EXERCISE BRIEF
Leave out the pictures and reproduce all of the data exactly.

EXERCISE MATERIALS
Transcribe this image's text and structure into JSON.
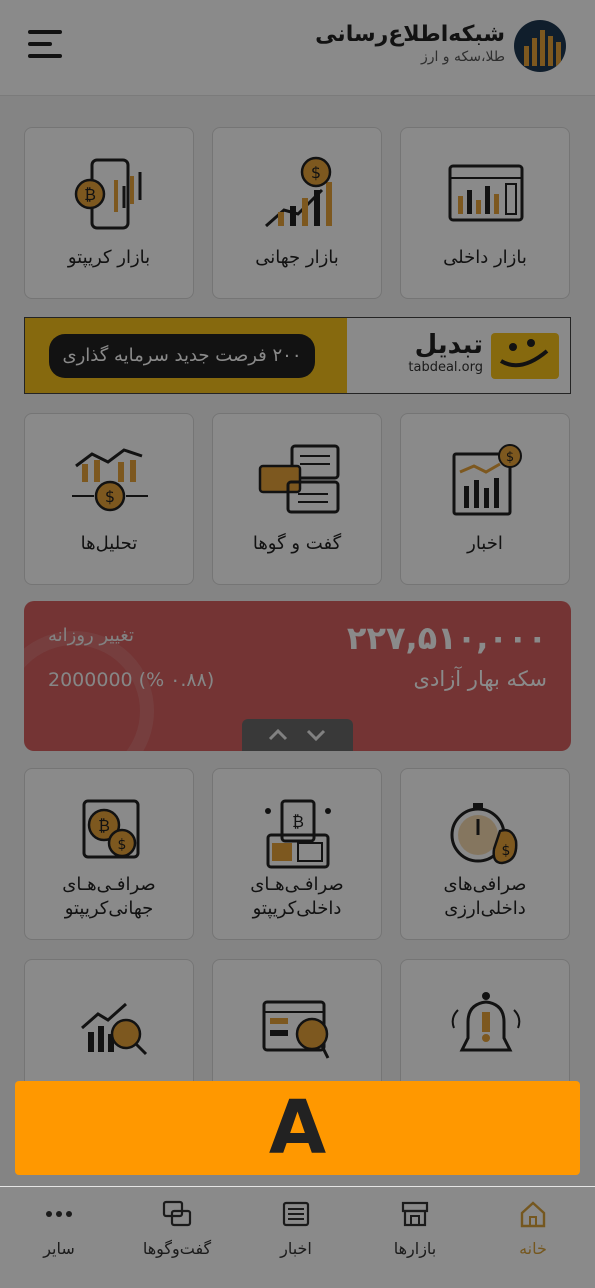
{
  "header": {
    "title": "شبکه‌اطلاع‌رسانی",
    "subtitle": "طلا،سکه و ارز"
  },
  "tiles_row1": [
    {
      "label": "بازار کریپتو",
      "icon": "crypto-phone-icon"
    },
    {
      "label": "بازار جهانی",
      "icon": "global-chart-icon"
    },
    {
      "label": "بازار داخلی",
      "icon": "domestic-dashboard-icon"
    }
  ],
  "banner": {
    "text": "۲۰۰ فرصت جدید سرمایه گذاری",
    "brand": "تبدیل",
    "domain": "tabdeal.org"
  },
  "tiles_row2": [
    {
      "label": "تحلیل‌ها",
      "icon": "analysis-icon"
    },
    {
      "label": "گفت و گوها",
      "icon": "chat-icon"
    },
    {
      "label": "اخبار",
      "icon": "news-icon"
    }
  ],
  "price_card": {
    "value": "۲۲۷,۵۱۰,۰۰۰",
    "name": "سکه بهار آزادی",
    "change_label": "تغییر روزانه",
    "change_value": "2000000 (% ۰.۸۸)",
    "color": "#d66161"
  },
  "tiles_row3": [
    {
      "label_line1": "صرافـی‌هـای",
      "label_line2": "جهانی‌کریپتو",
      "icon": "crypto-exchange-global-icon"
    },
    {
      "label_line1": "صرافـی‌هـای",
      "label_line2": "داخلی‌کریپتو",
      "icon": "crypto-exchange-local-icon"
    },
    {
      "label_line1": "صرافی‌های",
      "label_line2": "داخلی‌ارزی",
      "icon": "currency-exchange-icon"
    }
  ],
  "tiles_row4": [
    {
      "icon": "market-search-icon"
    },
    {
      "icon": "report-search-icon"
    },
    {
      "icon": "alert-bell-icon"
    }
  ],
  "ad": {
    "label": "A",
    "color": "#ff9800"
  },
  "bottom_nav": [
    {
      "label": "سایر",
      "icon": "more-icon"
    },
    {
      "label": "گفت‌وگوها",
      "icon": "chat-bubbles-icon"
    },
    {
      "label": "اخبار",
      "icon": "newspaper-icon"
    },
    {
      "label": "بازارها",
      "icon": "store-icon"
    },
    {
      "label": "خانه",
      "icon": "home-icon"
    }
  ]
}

PROBLEM SOLUTION
Transcribe this image's text and structure into JSON.
{
  "header": {
    "title": "شبکه‌اطلاع‌رسانی",
    "subtitle": "طلا،سکه و ارز"
  },
  "tiles_row1": [
    {
      "label": "بازار کریپتو",
      "icon": "crypto-phone-icon"
    },
    {
      "label": "بازار جهانی",
      "icon": "global-chart-icon"
    },
    {
      "label": "بازار داخلی",
      "icon": "domestic-dashboard-icon"
    }
  ],
  "banner": {
    "text": "۲۰۰ فرصت جدید سرمایه گذاری",
    "brand": "تبدیل",
    "domain": "tabdeal.org"
  },
  "tiles_row2": [
    {
      "label": "تحلیل‌ها",
      "icon": "analysis-icon"
    },
    {
      "label": "گفت و گوها",
      "icon": "chat-icon"
    },
    {
      "label": "اخبار",
      "icon": "news-icon"
    }
  ],
  "price_card": {
    "value": "۲۲۷,۵۱۰,۰۰۰",
    "name": "سکه بهار آزادی",
    "change_label": "تغییر روزانه",
    "change_value": "2000000 (% ۰.۸۸)",
    "color": "#d66161"
  },
  "tiles_row3": [
    {
      "label_line1": "صرافـی‌هـای",
      "label_line2": "جهانی‌کریپتو",
      "icon": "crypto-exchange-global-icon"
    },
    {
      "label_line1": "صرافـی‌هـای",
      "label_line2": "داخلی‌کریپتو",
      "icon": "crypto-exchange-local-icon"
    },
    {
      "label_line1": "صرافی‌های",
      "label_line2": "داخلی‌ارزی",
      "icon": "currency-exchange-icon"
    }
  ],
  "tiles_row4": [
    {
      "icon": "market-search-icon"
    },
    {
      "icon": "report-search-icon"
    },
    {
      "icon": "alert-bell-icon"
    }
  ],
  "ad": {
    "label": "A",
    "color": "#ff9800"
  },
  "bottom_nav": [
    {
      "label": "سایر",
      "icon": "more-icon"
    },
    {
      "label": "گفت‌وگوها",
      "icon": "chat-bubbles-icon"
    },
    {
      "label": "اخبار",
      "icon": "newspaper-icon"
    },
    {
      "label": "بازارها",
      "icon": "store-icon"
    },
    {
      "label": "خانه",
      "icon": "home-icon"
    }
  ]
}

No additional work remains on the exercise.